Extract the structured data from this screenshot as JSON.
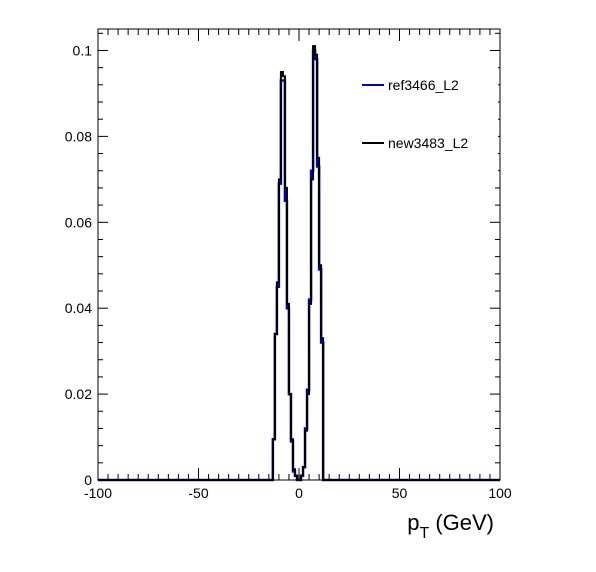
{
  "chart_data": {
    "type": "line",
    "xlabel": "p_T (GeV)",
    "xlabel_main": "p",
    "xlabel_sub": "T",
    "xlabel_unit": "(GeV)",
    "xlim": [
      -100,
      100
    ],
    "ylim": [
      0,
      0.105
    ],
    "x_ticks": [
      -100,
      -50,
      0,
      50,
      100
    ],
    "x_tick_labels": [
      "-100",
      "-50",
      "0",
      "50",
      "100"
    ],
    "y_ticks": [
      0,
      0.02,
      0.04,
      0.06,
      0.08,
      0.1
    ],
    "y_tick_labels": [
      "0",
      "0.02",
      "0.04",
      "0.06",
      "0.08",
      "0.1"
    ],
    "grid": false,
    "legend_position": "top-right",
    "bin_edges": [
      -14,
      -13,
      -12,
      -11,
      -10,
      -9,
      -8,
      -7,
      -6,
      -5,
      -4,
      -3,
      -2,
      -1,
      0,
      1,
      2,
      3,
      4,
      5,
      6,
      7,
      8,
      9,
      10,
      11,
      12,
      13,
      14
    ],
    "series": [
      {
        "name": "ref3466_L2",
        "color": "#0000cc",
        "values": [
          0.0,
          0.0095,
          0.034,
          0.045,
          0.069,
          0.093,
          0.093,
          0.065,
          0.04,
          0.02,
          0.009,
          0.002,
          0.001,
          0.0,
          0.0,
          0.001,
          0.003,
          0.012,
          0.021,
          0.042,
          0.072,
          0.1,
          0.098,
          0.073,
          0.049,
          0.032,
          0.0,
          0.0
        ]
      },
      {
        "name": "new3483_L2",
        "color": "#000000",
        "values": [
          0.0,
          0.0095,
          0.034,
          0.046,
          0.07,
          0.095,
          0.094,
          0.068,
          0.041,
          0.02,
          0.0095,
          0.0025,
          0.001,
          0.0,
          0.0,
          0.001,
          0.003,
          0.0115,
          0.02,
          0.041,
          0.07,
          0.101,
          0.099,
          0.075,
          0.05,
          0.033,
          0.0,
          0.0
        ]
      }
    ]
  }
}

:::

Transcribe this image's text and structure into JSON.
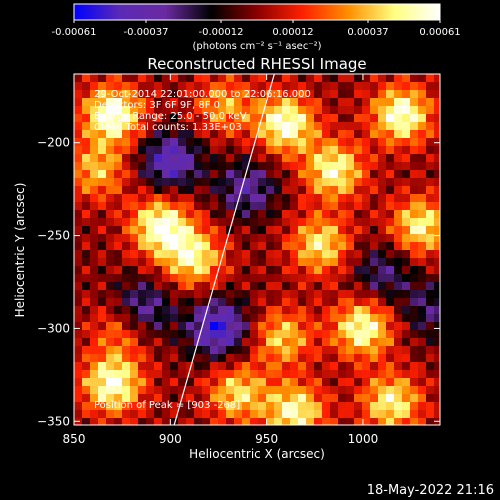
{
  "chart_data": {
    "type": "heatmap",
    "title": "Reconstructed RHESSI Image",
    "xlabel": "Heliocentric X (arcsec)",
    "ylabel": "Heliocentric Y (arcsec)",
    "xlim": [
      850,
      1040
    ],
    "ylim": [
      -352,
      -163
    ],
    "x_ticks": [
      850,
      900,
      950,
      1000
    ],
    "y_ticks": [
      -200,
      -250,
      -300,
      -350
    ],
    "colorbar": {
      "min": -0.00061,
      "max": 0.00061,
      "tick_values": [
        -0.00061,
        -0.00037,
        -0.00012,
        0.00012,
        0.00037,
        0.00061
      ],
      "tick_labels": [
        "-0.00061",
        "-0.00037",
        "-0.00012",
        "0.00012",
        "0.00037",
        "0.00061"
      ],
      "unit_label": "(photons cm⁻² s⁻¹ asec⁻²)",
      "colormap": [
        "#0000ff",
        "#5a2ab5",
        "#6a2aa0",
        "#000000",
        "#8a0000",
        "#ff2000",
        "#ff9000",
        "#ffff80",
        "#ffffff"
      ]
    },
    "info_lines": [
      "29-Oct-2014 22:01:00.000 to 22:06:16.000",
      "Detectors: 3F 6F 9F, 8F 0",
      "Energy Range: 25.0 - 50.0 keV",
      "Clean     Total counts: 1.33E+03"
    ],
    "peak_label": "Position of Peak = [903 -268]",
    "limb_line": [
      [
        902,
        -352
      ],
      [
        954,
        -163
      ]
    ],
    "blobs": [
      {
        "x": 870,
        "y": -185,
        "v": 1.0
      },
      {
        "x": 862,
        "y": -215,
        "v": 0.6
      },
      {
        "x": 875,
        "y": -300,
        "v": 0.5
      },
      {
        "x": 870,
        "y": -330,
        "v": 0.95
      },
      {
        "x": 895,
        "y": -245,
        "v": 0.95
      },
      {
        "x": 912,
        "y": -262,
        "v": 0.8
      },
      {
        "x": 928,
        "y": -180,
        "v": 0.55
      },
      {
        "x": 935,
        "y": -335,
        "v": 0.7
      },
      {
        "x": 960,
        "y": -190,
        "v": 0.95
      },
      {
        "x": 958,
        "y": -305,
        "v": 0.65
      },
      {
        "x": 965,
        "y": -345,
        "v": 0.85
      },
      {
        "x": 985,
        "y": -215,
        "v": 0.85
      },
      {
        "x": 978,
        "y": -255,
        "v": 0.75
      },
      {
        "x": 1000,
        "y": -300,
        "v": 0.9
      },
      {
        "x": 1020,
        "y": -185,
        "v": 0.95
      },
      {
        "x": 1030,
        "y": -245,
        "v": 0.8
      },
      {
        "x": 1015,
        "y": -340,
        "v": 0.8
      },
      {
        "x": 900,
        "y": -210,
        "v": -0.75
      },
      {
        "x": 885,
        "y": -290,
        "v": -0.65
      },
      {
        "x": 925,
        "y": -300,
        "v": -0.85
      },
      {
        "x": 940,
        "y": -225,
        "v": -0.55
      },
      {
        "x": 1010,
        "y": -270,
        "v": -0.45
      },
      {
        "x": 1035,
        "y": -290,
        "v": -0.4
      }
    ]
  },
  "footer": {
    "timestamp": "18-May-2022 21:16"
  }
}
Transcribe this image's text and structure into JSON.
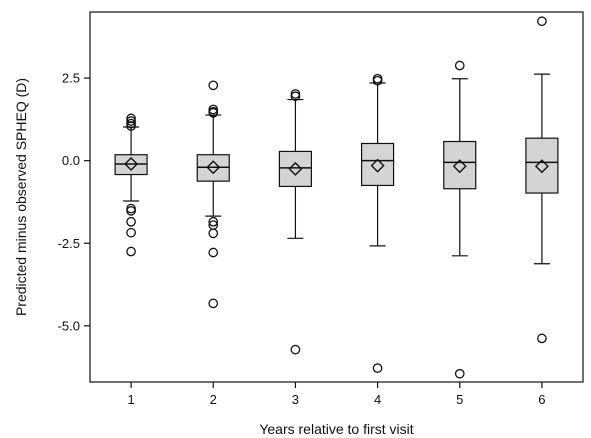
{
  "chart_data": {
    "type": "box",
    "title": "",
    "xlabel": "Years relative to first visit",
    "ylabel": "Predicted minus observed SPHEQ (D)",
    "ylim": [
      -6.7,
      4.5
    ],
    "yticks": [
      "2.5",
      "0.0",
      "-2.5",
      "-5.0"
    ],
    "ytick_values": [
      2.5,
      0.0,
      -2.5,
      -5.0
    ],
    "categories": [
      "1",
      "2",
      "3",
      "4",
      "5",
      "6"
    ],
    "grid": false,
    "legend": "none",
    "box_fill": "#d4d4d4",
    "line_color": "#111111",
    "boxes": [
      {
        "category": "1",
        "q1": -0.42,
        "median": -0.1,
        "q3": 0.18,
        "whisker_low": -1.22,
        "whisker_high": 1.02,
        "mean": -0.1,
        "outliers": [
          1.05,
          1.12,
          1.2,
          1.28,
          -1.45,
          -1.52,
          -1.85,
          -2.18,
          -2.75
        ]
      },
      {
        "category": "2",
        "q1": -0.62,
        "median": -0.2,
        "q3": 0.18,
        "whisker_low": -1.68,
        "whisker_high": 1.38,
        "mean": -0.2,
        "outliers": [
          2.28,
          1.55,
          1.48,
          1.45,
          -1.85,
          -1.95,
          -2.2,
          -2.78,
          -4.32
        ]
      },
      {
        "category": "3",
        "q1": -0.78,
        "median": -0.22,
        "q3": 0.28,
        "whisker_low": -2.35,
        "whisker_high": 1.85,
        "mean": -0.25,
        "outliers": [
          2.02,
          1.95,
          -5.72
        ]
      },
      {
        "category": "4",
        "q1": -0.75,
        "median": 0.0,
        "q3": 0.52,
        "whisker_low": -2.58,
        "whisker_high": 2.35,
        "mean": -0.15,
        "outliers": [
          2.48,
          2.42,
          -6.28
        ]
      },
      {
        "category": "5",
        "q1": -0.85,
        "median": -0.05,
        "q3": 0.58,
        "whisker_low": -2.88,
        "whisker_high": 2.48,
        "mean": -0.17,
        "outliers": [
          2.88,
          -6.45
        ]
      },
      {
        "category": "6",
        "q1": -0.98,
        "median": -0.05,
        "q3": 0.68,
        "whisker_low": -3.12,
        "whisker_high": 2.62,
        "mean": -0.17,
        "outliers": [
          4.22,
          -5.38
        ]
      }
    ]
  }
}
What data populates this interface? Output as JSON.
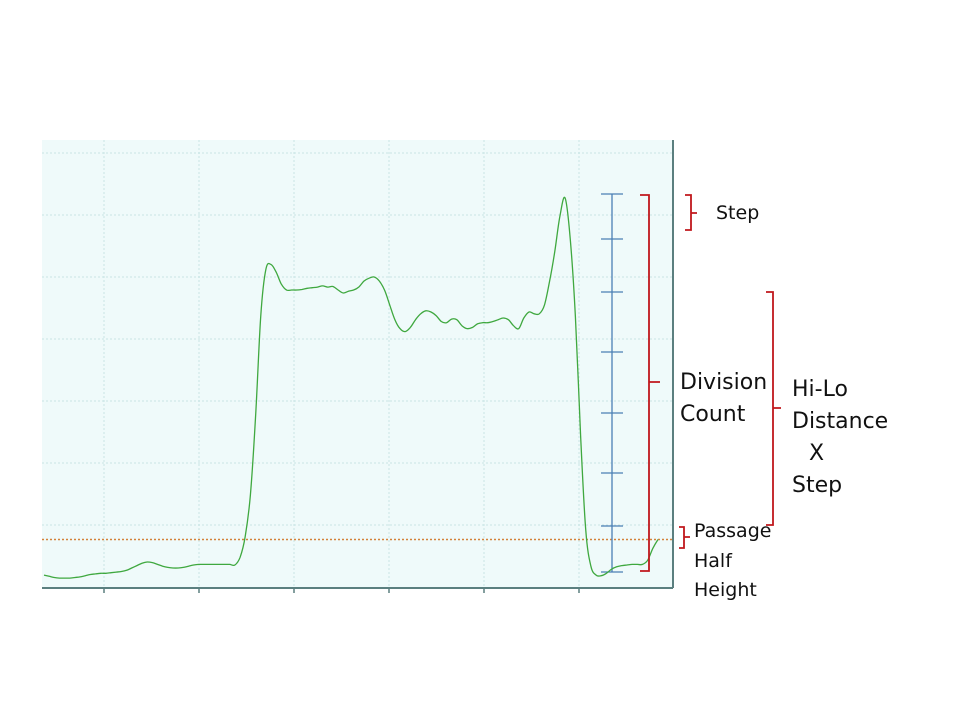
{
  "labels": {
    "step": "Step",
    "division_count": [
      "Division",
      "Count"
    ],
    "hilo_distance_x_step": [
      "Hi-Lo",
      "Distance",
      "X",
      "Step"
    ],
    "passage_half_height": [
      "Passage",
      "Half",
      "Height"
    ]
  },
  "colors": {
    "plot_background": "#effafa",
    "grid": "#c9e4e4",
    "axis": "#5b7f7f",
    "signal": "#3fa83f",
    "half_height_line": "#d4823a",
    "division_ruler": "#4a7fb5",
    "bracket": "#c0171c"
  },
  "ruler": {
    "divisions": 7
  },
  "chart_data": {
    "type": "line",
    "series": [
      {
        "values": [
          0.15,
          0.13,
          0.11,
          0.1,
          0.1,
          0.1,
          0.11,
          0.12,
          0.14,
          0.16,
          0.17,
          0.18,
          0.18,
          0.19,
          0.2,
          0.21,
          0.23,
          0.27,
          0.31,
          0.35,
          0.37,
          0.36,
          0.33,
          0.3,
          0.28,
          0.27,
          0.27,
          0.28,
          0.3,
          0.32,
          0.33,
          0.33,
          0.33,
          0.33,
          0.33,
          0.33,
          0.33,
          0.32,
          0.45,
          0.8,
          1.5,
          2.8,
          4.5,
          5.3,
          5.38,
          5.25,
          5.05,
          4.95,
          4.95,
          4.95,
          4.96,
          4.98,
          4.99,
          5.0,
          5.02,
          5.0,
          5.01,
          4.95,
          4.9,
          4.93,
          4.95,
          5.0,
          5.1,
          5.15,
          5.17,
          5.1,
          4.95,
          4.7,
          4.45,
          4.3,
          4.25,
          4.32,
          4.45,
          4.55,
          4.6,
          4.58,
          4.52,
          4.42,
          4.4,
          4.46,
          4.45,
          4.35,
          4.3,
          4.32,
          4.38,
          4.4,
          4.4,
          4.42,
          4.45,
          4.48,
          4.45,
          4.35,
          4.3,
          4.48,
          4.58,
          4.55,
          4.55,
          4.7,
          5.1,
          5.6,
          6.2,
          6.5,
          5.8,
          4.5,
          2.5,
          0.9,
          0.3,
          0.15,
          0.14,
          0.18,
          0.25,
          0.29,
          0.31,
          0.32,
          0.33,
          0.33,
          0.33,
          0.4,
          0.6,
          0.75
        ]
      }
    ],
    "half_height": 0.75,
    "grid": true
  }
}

:::

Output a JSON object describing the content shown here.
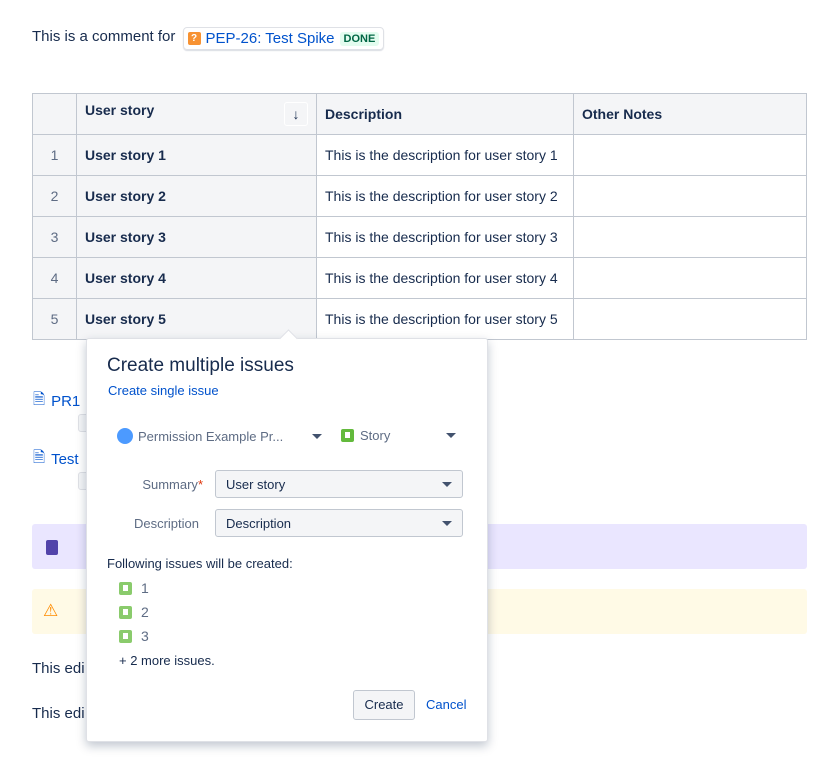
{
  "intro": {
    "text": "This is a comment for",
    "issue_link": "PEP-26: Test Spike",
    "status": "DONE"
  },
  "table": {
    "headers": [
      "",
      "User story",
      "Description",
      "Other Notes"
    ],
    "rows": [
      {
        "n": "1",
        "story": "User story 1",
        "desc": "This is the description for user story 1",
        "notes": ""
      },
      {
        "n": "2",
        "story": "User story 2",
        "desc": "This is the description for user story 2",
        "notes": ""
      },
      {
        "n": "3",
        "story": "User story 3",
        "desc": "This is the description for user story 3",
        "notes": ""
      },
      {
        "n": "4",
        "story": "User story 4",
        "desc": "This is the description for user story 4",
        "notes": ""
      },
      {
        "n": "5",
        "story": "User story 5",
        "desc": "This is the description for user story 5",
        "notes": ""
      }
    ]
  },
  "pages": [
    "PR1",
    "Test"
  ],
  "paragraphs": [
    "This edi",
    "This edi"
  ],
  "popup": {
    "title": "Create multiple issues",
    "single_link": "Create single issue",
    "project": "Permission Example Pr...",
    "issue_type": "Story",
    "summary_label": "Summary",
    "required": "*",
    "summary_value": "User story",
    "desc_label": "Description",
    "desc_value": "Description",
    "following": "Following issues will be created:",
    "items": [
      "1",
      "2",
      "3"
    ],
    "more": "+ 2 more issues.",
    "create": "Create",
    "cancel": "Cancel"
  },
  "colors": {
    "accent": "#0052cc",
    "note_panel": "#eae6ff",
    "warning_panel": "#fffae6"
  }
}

:::

What you have to do: Going through the entries above, tally each line that has the word "issues". Answer with the number only.

Reply: 3